*GIVEN EXERCISE*
Write out the entire listing below exactly as it appears, minus any pictures.

*RAW DATA*

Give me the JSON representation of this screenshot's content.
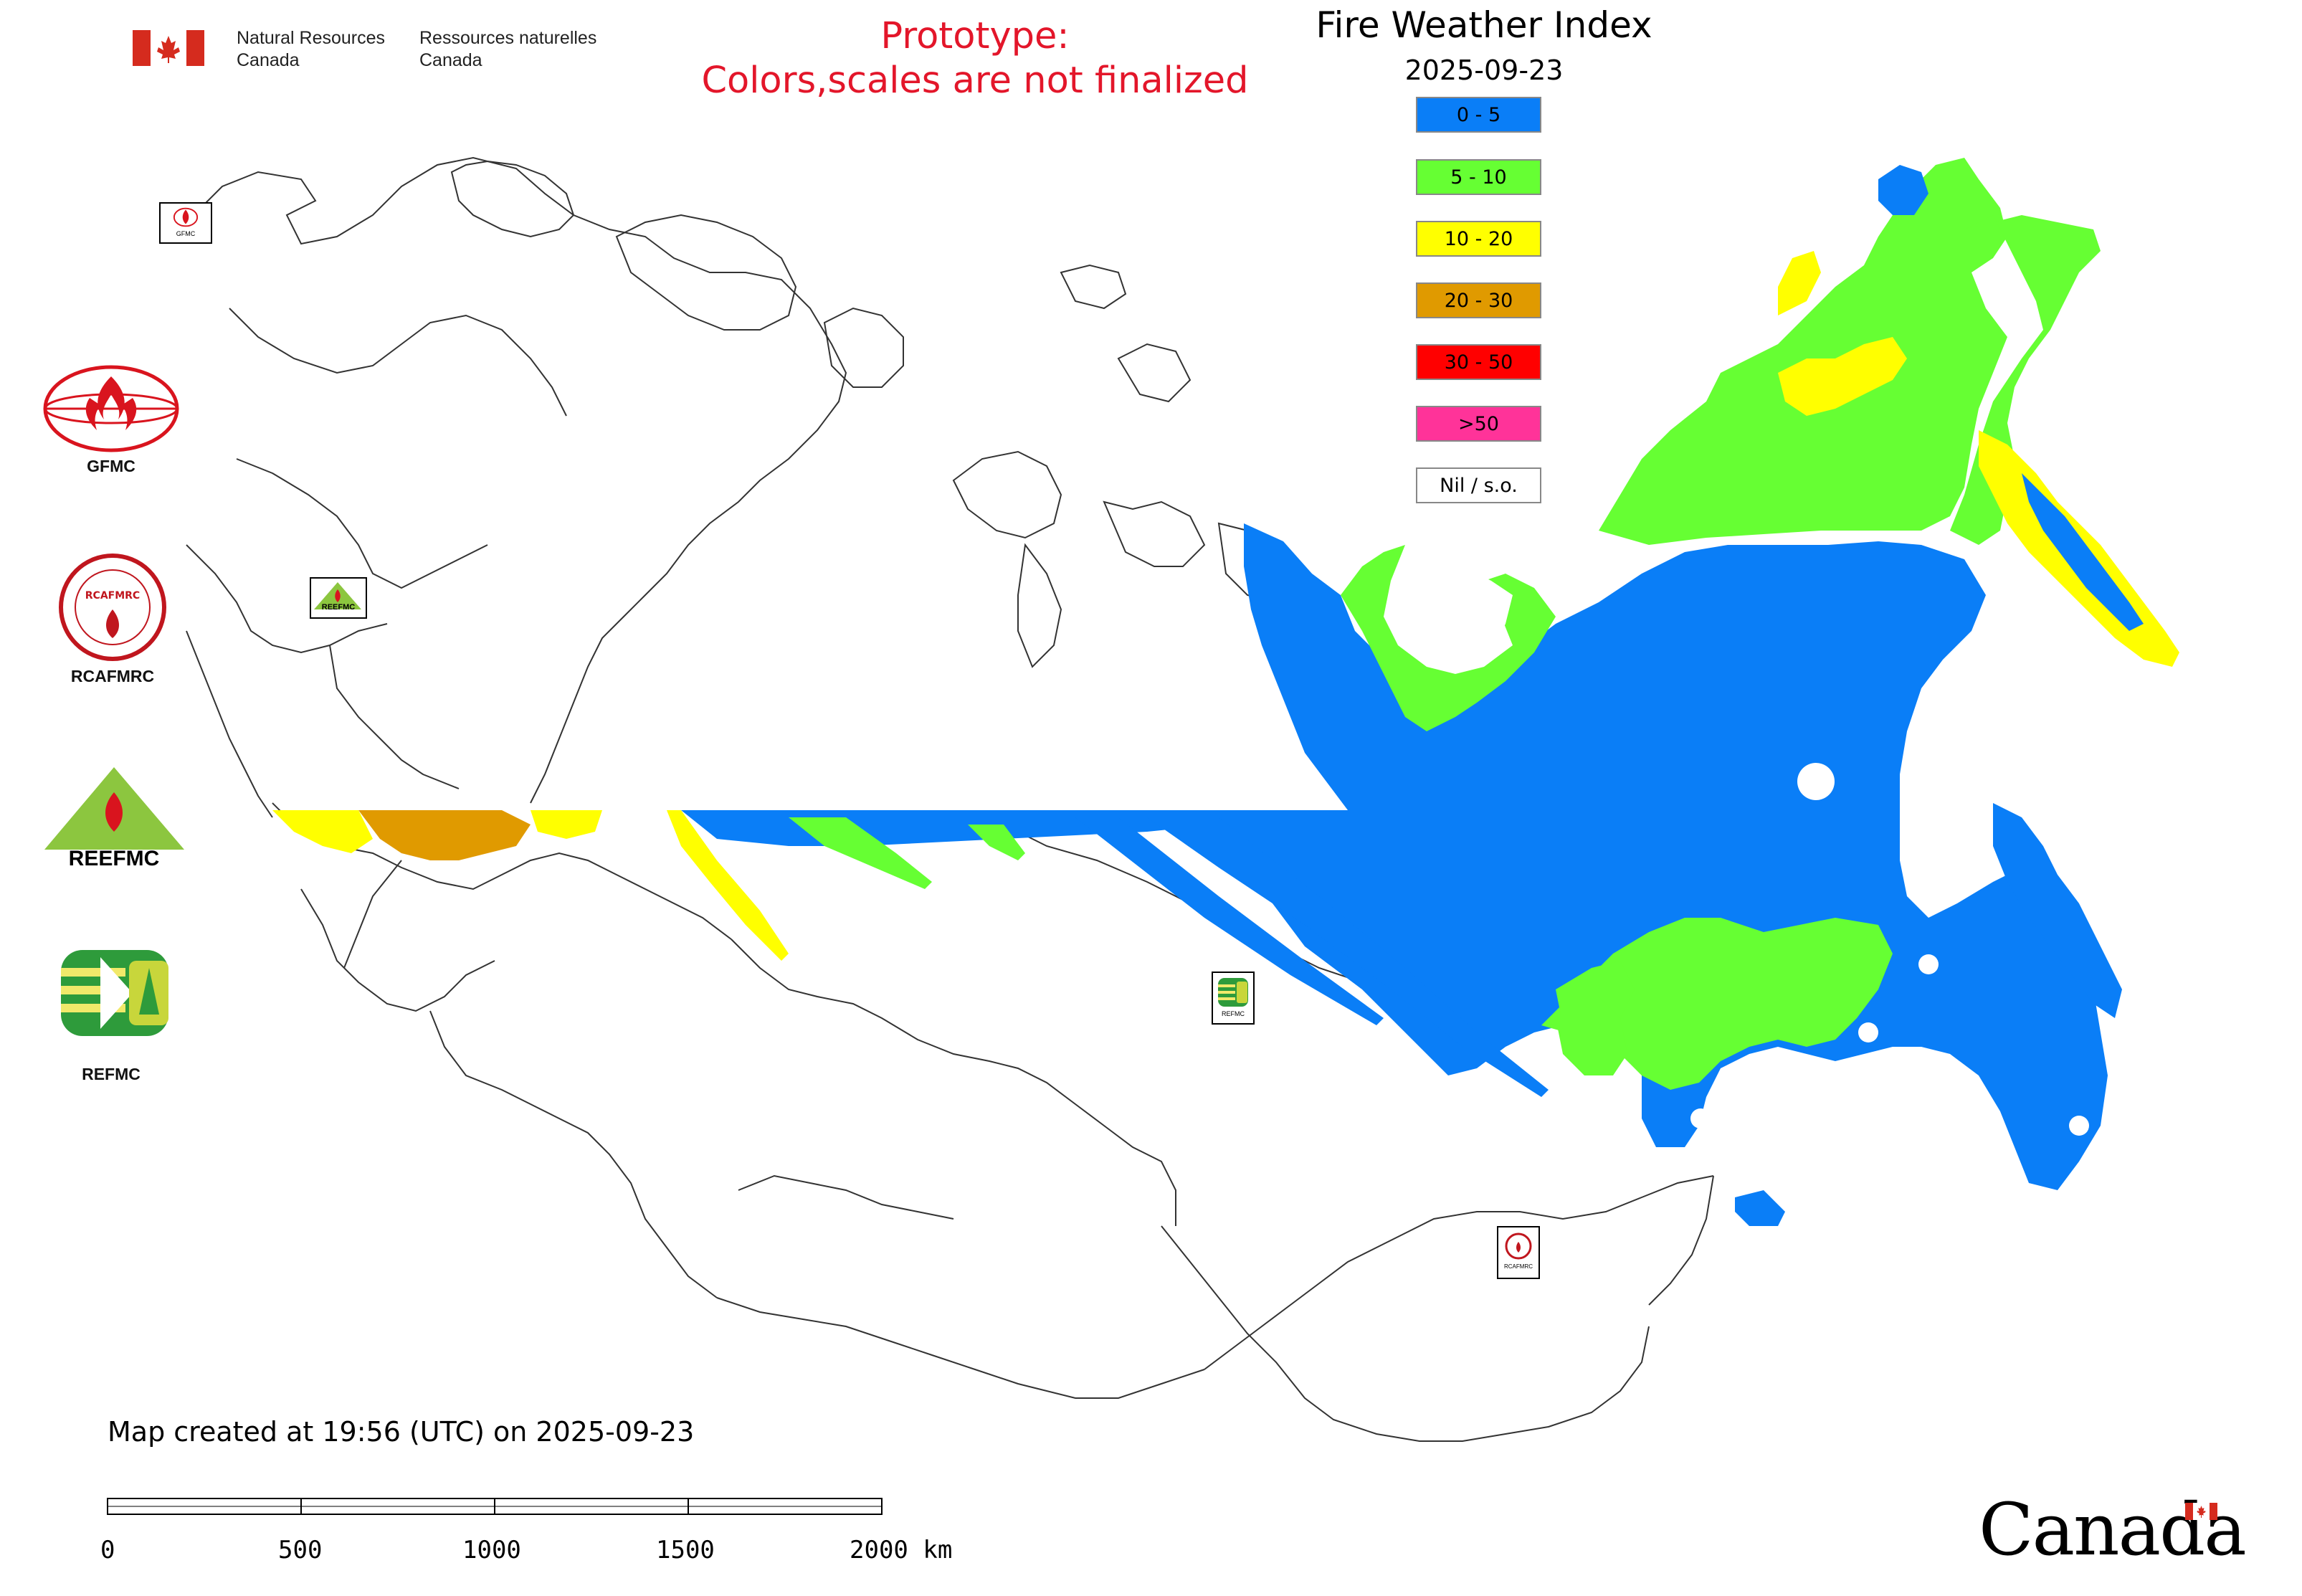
{
  "header": {
    "nrcan_en": [
      "Natural Resources",
      "Canada"
    ],
    "nrcan_fr": [
      "Ressources naturelles",
      "Canada"
    ],
    "prototype_lines": [
      "Prototype:",
      "Colors,scales are not finalized"
    ],
    "title": "Fire Weather Index",
    "date": "2025-09-23"
  },
  "legend": [
    {
      "label": "0 - 5",
      "color": "#0a7ef7"
    },
    {
      "label": "5 - 10",
      "color": "#66ff33"
    },
    {
      "label": "10 - 20",
      "color": "#ffff00"
    },
    {
      "label": "20 - 30",
      "color": "#e09a00"
    },
    {
      "label": "30 - 50",
      "color": "#ff0000"
    },
    {
      "label": ">50",
      "color": "#ff3399"
    },
    {
      "label": "Nil / s.o.",
      "color": "#ffffff"
    }
  ],
  "side_logos": [
    {
      "caption": "GFMC",
      "icon": "gfmc-logo-icon"
    },
    {
      "caption": "RCAFMRC",
      "icon": "rcafmrc-logo-icon"
    },
    {
      "caption": "",
      "icon": "reefmc-logo-icon",
      "logo_text": "REEFMC"
    },
    {
      "caption": "REFMC",
      "icon": "refmc-logo-icon"
    }
  ],
  "map_markers": [
    {
      "label": "GFMC",
      "icon": "gfmc-marker-icon"
    },
    {
      "label": "REEFMC",
      "icon": "reefmc-marker-icon"
    },
    {
      "label": "REFMC",
      "icon": "refmc-marker-icon"
    },
    {
      "label": "RCAFMRC",
      "icon": "rcafmrc-marker-icon"
    }
  ],
  "footer": {
    "created": "Map created at 19:56 (UTC) on 2025-09-23",
    "scale_ticks": [
      "0",
      "500",
      "1000",
      "1500",
      "2000 km"
    ],
    "wordmark": "Canada"
  }
}
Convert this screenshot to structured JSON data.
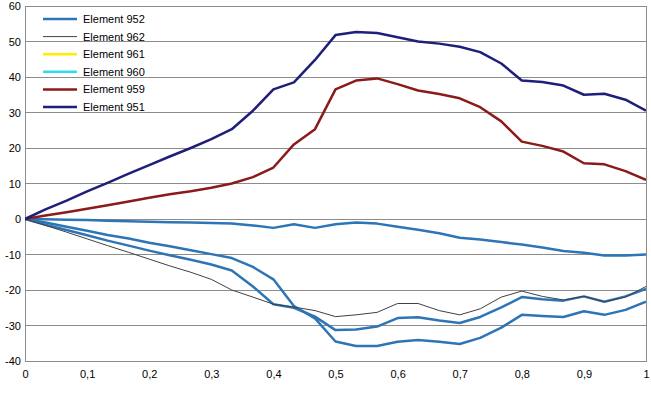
{
  "chart_data": {
    "type": "line",
    "x": [
      0,
      0.033,
      0.067,
      0.1,
      0.133,
      0.167,
      0.2,
      0.233,
      0.267,
      0.3,
      0.333,
      0.367,
      0.4,
      0.433,
      0.467,
      0.5,
      0.533,
      0.567,
      0.6,
      0.633,
      0.667,
      0.7,
      0.733,
      0.767,
      0.8,
      0.833,
      0.867,
      0.9,
      0.933,
      0.967,
      1
    ],
    "xlim": [
      0,
      1
    ],
    "ylim": [
      -40,
      60
    ],
    "xticks": [
      0,
      {
        "value": 0.1,
        "label": "0,1"
      },
      {
        "value": 0.2,
        "label": "0,2"
      },
      {
        "value": 0.3,
        "label": "0,3"
      },
      {
        "value": 0.4,
        "label": "0,4"
      },
      {
        "value": 0.5,
        "label": "0,5"
      },
      {
        "value": 0.6,
        "label": "0,6"
      },
      {
        "value": 0.7,
        "label": "0,7"
      },
      {
        "value": 0.8,
        "label": "0,8"
      },
      {
        "value": 0.9,
        "label": "0,9"
      },
      1
    ],
    "yticks": [
      -40,
      -30,
      -20,
      -10,
      0,
      10,
      20,
      30,
      40,
      50,
      60
    ],
    "grid": true,
    "legend": "upper left",
    "series": [
      {
        "color": "#2e75b6",
        "values": [
          0,
          -1,
          -2.2,
          -3.3,
          -4.5,
          -5.5,
          -6.7,
          -7.7,
          -8.8,
          -9.9,
          -11,
          -13.5,
          -17,
          -24.5,
          -28,
          -34.5,
          -35.8,
          -35.8,
          -34.6,
          -34.1,
          -34.6,
          -35.2,
          -33.5,
          -30.6,
          -27,
          -27.3,
          -27.6,
          -26,
          -27,
          -25.6,
          -23.3
        ]
      },
      {
        "color": "#2e75b6",
        "values": [
          0,
          -1.6,
          -3.1,
          -4.6,
          -6.1,
          -7.5,
          -8.9,
          -10.2,
          -11.5,
          -12.8,
          -14.5,
          -19,
          -24,
          -25,
          -27.5,
          -31.3,
          -31.1,
          -30.3,
          -27.9,
          -27.7,
          -28.6,
          -29.3,
          -27.6,
          -24.9,
          -22,
          -22.6,
          -23,
          -21.8,
          -23.3,
          -21.8,
          -19.7
        ]
      },
      {
        "name": "Element 952",
        "color": "#2e75b6",
        "values": [
          0,
          -0.1,
          -0.2,
          -0.3,
          -0.5,
          -0.6,
          -0.8,
          -0.9,
          -1,
          -1.1,
          -1.3,
          -1.8,
          -2.5,
          -1.5,
          -2.5,
          -1.5,
          -1,
          -1.3,
          -2.2,
          -3,
          -4,
          -5.3,
          -5.8,
          -6.5,
          -7.2,
          -8,
          -9,
          -9.5,
          -10.3,
          -10.3,
          -10
        ]
      },
      {
        "name": "Element 962",
        "color": "#404040",
        "values": [
          0,
          -1.8,
          -3.7,
          -5.6,
          -7.5,
          -9.4,
          -11.3,
          -13.2,
          -15,
          -17,
          -20,
          -22,
          -24,
          -24.8,
          -25.8,
          -27.5,
          -27,
          -26.3,
          -23.8,
          -23.8,
          -25.8,
          -27,
          -25.3,
          -22,
          -20.3,
          -21.8,
          -22.8,
          -21.8,
          -23.3,
          -22,
          -19
        ]
      },
      {
        "name": "Element 961",
        "color": "#ffee00",
        "values": [
          null,
          null,
          null,
          null,
          null,
          null,
          null,
          null,
          null,
          null,
          null,
          null,
          null,
          null,
          null,
          null,
          null,
          null,
          null,
          null,
          null,
          null,
          null,
          null,
          null,
          null,
          null,
          null,
          null,
          null,
          null
        ]
      },
      {
        "name": "Element 960",
        "color": "#33ddee",
        "values": [
          null,
          null,
          null,
          null,
          null,
          null,
          null,
          null,
          null,
          null,
          null,
          null,
          null,
          null,
          null,
          null,
          null,
          null,
          null,
          null,
          null,
          null,
          null,
          null,
          null,
          null,
          null,
          null,
          null,
          null,
          null
        ]
      },
      {
        "name": "Element 959",
        "color": "#8b1a1a",
        "values": [
          0,
          1,
          1.9,
          2.9,
          3.9,
          4.9,
          6,
          7,
          7.8,
          8.8,
          10,
          11.8,
          14.5,
          21,
          25.3,
          36.5,
          39,
          39.6,
          38,
          36.2,
          35.2,
          34,
          31.5,
          27.5,
          21.8,
          20.6,
          19,
          15.7,
          15.4,
          13.5,
          11
        ]
      },
      {
        "name": "Element 951",
        "color": "#1f1f7a",
        "values": [
          0,
          2.7,
          5.2,
          7.8,
          10.2,
          12.8,
          15.2,
          17.6,
          20,
          22.5,
          25.3,
          30.5,
          36.5,
          38.5,
          44.8,
          51.8,
          52.7,
          52.4,
          51.2,
          50,
          49.4,
          48.5,
          47,
          43.8,
          39,
          38.6,
          37.6,
          35,
          35.3,
          33.6,
          30.5
        ]
      }
    ]
  }
}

*SOLVED PROBLEM*
Give me the JSON representation of this screenshot's content.
{
  "header": {
    "nrcan_en": [
      "Natural Resources",
      "Canada"
    ],
    "nrcan_fr": [
      "Ressources naturelles",
      "Canada"
    ],
    "prototype_lines": [
      "Prototype:",
      "Colors,scales are not finalized"
    ],
    "title": "Fire Weather Index",
    "date": "2025-09-23"
  },
  "legend": [
    {
      "label": "0 - 5",
      "color": "#0a7ef7"
    },
    {
      "label": "5 - 10",
      "color": "#66ff33"
    },
    {
      "label": "10 - 20",
      "color": "#ffff00"
    },
    {
      "label": "20 - 30",
      "color": "#e09a00"
    },
    {
      "label": "30 - 50",
      "color": "#ff0000"
    },
    {
      "label": ">50",
      "color": "#ff3399"
    },
    {
      "label": "Nil / s.o.",
      "color": "#ffffff"
    }
  ],
  "side_logos": [
    {
      "caption": "GFMC",
      "icon": "gfmc-logo-icon"
    },
    {
      "caption": "RCAFMRC",
      "icon": "rcafmrc-logo-icon"
    },
    {
      "caption": "",
      "icon": "reefmc-logo-icon",
      "logo_text": "REEFMC"
    },
    {
      "caption": "REFMC",
      "icon": "refmc-logo-icon"
    }
  ],
  "map_markers": [
    {
      "label": "GFMC",
      "icon": "gfmc-marker-icon"
    },
    {
      "label": "REEFMC",
      "icon": "reefmc-marker-icon"
    },
    {
      "label": "REFMC",
      "icon": "refmc-marker-icon"
    },
    {
      "label": "RCAFMRC",
      "icon": "rcafmrc-marker-icon"
    }
  ],
  "footer": {
    "created": "Map created at 19:56 (UTC) on 2025-09-23",
    "scale_ticks": [
      "0",
      "500",
      "1000",
      "1500",
      "2000 km"
    ],
    "wordmark": "Canada"
  }
}
Convert this screenshot to structured JSON data.
{
  "chart_data": {
    "type": "line",
    "x": [
      0,
      0.033,
      0.067,
      0.1,
      0.133,
      0.167,
      0.2,
      0.233,
      0.267,
      0.3,
      0.333,
      0.367,
      0.4,
      0.433,
      0.467,
      0.5,
      0.533,
      0.567,
      0.6,
      0.633,
      0.667,
      0.7,
      0.733,
      0.767,
      0.8,
      0.833,
      0.867,
      0.9,
      0.933,
      0.967,
      1
    ],
    "xlim": [
      0,
      1
    ],
    "ylim": [
      -40,
      60
    ],
    "xticks": [
      0,
      {
        "value": 0.1,
        "label": "0,1"
      },
      {
        "value": 0.2,
        "label": "0,2"
      },
      {
        "value": 0.3,
        "label": "0,3"
      },
      {
        "value": 0.4,
        "label": "0,4"
      },
      {
        "value": 0.5,
        "label": "0,5"
      },
      {
        "value": 0.6,
        "label": "0,6"
      },
      {
        "value": 0.7,
        "label": "0,7"
      },
      {
        "value": 0.8,
        "label": "0,8"
      },
      {
        "value": 0.9,
        "label": "0,9"
      },
      1
    ],
    "yticks": [
      -40,
      -30,
      -20,
      -10,
      0,
      10,
      20,
      30,
      40,
      50,
      60
    ],
    "grid": true,
    "legend": "upper left",
    "series": [
      {
        "color": "#2e75b6",
        "values": [
          0,
          -1,
          -2.2,
          -3.3,
          -4.5,
          -5.5,
          -6.7,
          -7.7,
          -8.8,
          -9.9,
          -11,
          -13.5,
          -17,
          -24.5,
          -28,
          -34.5,
          -35.8,
          -35.8,
          -34.6,
          -34.1,
          -34.6,
          -35.2,
          -33.5,
          -30.6,
          -27,
          -27.3,
          -27.6,
          -26,
          -27,
          -25.6,
          -23.3
        ]
      },
      {
        "color": "#2e75b6",
        "values": [
          0,
          -1.6,
          -3.1,
          -4.6,
          -6.1,
          -7.5,
          -8.9,
          -10.2,
          -11.5,
          -12.8,
          -14.5,
          -19,
          -24,
          -25,
          -27.5,
          -31.3,
          -31.1,
          -30.3,
          -27.9,
          -27.7,
          -28.6,
          -29.3,
          -27.6,
          -24.9,
          -22,
          -22.6,
          -23,
          -21.8,
          -23.3,
          -21.8,
          -19.7
        ]
      },
      {
        "name": "Element 952",
        "color": "#2e75b6",
        "values": [
          0,
          -0.1,
          -0.2,
          -0.3,
          -0.5,
          -0.6,
          -0.8,
          -0.9,
          -1,
          -1.1,
          -1.3,
          -1.8,
          -2.5,
          -1.5,
          -2.5,
          -1.5,
          -1,
          -1.3,
          -2.2,
          -3,
          -4,
          -5.3,
          -5.8,
          -6.5,
          -7.2,
          -8,
          -9,
          -9.5,
          -10.3,
          -10.3,
          -10
        ]
      },
      {
        "name": "Element 962",
        "color": "#404040",
        "values": [
          0,
          -1.8,
          -3.7,
          -5.6,
          -7.5,
          -9.4,
          -11.3,
          -13.2,
          -15,
          -17,
          -20,
          -22,
          -24,
          -24.8,
          -25.8,
          -27.5,
          -27,
          -26.3,
          -23.8,
          -23.8,
          -25.8,
          -27,
          -25.3,
          -22,
          -20.3,
          -21.8,
          -22.8,
          -21.8,
          -23.3,
          -22,
          -19
        ]
      },
      {
        "name": "Element 961",
        "color": "#ffee00",
        "values": [
          null,
          null,
          null,
          null,
          null,
          null,
          null,
          null,
          null,
          null,
          null,
          null,
          null,
          null,
          null,
          null,
          null,
          null,
          null,
          null,
          null,
          null,
          null,
          null,
          null,
          null,
          null,
          null,
          null,
          null,
          null
        ]
      },
      {
        "name": "Element 960",
        "color": "#33ddee",
        "values": [
          null,
          null,
          null,
          null,
          null,
          null,
          null,
          null,
          null,
          null,
          null,
          null,
          null,
          null,
          null,
          null,
          null,
          null,
          null,
          null,
          null,
          null,
          null,
          null,
          null,
          null,
          null,
          null,
          null,
          null,
          null
        ]
      },
      {
        "name": "Element 959",
        "color": "#8b1a1a",
        "values": [
          0,
          1,
          1.9,
          2.9,
          3.9,
          4.9,
          6,
          7,
          7.8,
          8.8,
          10,
          11.8,
          14.5,
          21,
          25.3,
          36.5,
          39,
          39.6,
          38,
          36.2,
          35.2,
          34,
          31.5,
          27.5,
          21.8,
          20.6,
          19,
          15.7,
          15.4,
          13.5,
          11
        ]
      },
      {
        "name": "Element 951",
        "color": "#1f1f7a",
        "values": [
          0,
          2.7,
          5.2,
          7.8,
          10.2,
          12.8,
          15.2,
          17.6,
          20,
          22.5,
          25.3,
          30.5,
          36.5,
          38.5,
          44.8,
          51.8,
          52.7,
          52.4,
          51.2,
          50,
          49.4,
          48.5,
          47,
          43.8,
          39,
          38.6,
          37.6,
          35,
          35.3,
          33.6,
          30.5
        ]
      }
    ]
  }
}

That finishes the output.